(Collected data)
--- begin ---

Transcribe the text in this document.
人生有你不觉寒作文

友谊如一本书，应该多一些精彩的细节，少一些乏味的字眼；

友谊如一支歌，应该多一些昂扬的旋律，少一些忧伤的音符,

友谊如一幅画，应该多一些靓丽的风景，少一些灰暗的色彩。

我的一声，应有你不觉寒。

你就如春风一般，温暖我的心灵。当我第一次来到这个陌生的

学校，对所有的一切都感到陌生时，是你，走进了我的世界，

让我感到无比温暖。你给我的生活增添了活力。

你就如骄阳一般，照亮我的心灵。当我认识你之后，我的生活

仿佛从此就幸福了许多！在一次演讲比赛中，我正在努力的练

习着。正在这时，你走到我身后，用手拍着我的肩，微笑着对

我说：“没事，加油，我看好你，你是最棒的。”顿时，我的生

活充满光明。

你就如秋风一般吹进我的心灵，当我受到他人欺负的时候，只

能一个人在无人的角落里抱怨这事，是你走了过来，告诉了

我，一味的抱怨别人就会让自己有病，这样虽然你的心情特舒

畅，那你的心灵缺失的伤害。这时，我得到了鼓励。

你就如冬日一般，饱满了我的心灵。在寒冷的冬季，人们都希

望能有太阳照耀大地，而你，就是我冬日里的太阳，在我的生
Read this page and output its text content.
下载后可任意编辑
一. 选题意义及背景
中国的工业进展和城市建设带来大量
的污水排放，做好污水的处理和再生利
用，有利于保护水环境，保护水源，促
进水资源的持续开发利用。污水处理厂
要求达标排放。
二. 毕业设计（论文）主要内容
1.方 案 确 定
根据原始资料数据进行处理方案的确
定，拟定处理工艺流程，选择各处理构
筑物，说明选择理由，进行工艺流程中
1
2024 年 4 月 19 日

--- end ---

Work instructions:
Quote each line of the listing above exactly.

Solved problem:
Transcribe the text in this document.
人生有你不觉寒作文

友谊如一本书，应该多一些精彩的细节，少一些乏味的字眼；

友谊如一支歌，应该多一些昂扬的旋律，少一些忧伤的音符,

友谊如一幅画，应该多一些靓丽的风景，少一些灰暗的色彩。

我的一声，应有你不觉寒。

你就如春风一般，温暖我的心灵。当我第一次来到这个陌生的

学校，对所有的一切都感到陌生时，是你，走进了我的世界，

让我感到无比温暖。你给我的生活增添了活力。

你就如骄阳一般，照亮我的心灵。当我认识你之后，我的生活

仿佛从此就幸福了许多！在一次演讲比赛中，我正在努力的练

习着。正在这时，你走到我身后，用手拍着我的肩，微笑着对

我说：“没事，加油，我看好你，你是最棒的。”顿时，我的生

活充满光明。

你就如秋风一般吹进我的心灵，当我受到他人欺负的时候，只

能一个人在无人的角落里抱怨这事，是你走了过来，告诉了

我，一味的抱怨别人就会让自己有病，这样虽然你的心情特舒

畅，那你的心灵缺失的伤害。这时，我得到了鼓励。

你就如冬日一般，饱满了我的心灵。在寒冷的冬季，人们都希

望能有太阳照耀大地，而你，就是我冬日里的太阳，在我的生
Read this page and output its text content.
下载后可任意编辑
一. 选题意义及背景
中国的工业进展和城市建设带来大量
的污水排放，做好污水的处理和再生利
用，有利于保护水环境，保护水源，促
进水资源的持续开发利用。污水处理厂
要求达标排放。
二. 毕业设计（论文）主要内容
1.方 案 确 定
根据原始资料数据进行处理方案的确
定，拟定处理工艺流程，选择各处理构
筑物，说明选择理由，进行工艺流程中
1
2024 年 4 月 19 日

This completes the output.